> _Exercise prompt_:
In the data, extract each line that holds the string "obtain".

··· Data for the task

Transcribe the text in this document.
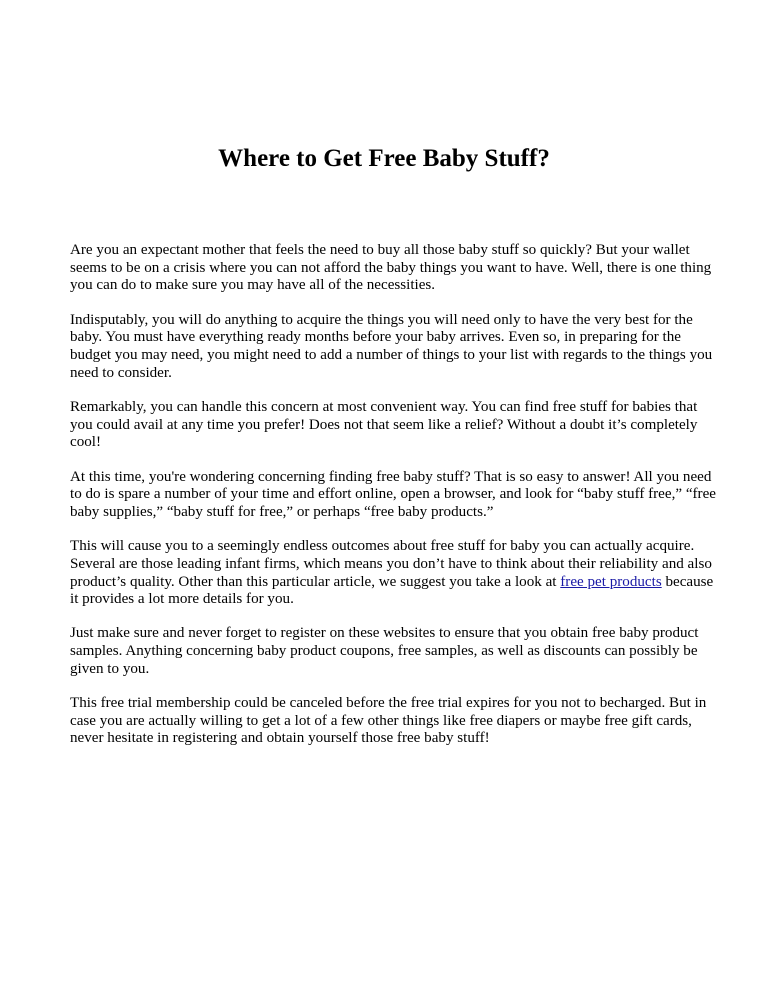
Where to Get Free Baby Stuff?

Are you an expectant mother that feels the need to buy all those baby stuff so quickly? But your wallet seems to be on a crisis where you can not afford the baby things you want to have. Well, there is one thing you can do to make sure you may have all of the necessities.

Indisputably, you will do anything to acquire the things you will need only to have the very best for the baby. You must have everything ready months before your baby arrives. Even so, in preparing for the budget you may need, you might need to add a number of things to your list with regards to the things you need to consider.

Remarkably, you can handle this concern at most convenient way. You can find free stuff for babies that you could avail at any time you prefer! Does not that seem like a relief? Without a doubt it’s completely cool!

At this time, you're wondering concerning finding free baby stuff? That is so easy to answer! All you need to do is spare a number of your time and effort online, open a browser, and look for “baby stuff free,” “free baby supplies,” “baby stuff for free,” or perhaps “free baby products.”

This will cause you to a seemingly endless outcomes about free stuff for baby you can actually acquire. Several are those leading infant firms, which means you don’t have to think about their reliability and also product’s quality. Other than this particular article, we suggest you take a look at free pet products because it provides a lot more details for you.

Just make sure and never forget to register on these websites to ensure that you obtain free baby product samples. Anything concerning baby product coupons, free samples, as well as discounts can possibly be given to you.

This free trial membership could be canceled before the free trial expires for you not to becharged. But in case you are actually willing to get a lot of a few other things like free diapers or maybe free gift cards, never hesitate in registering and obtain yourself those free baby stuff!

······

> _Answer to this exercise_:
Just make sure and never forget to register on these websites to ensure that you obtain free baby product samples. Anything concerning baby product coupons, free samples, as well as discounts can possibly be given to you.
This free trial membership could be canceled before the free trial expires for you not to becharged. But in case you are actually willing to get a lot of a few other things like free diapers or maybe free gift cards, never hesitate in registering and obtain yourself those free baby stuff!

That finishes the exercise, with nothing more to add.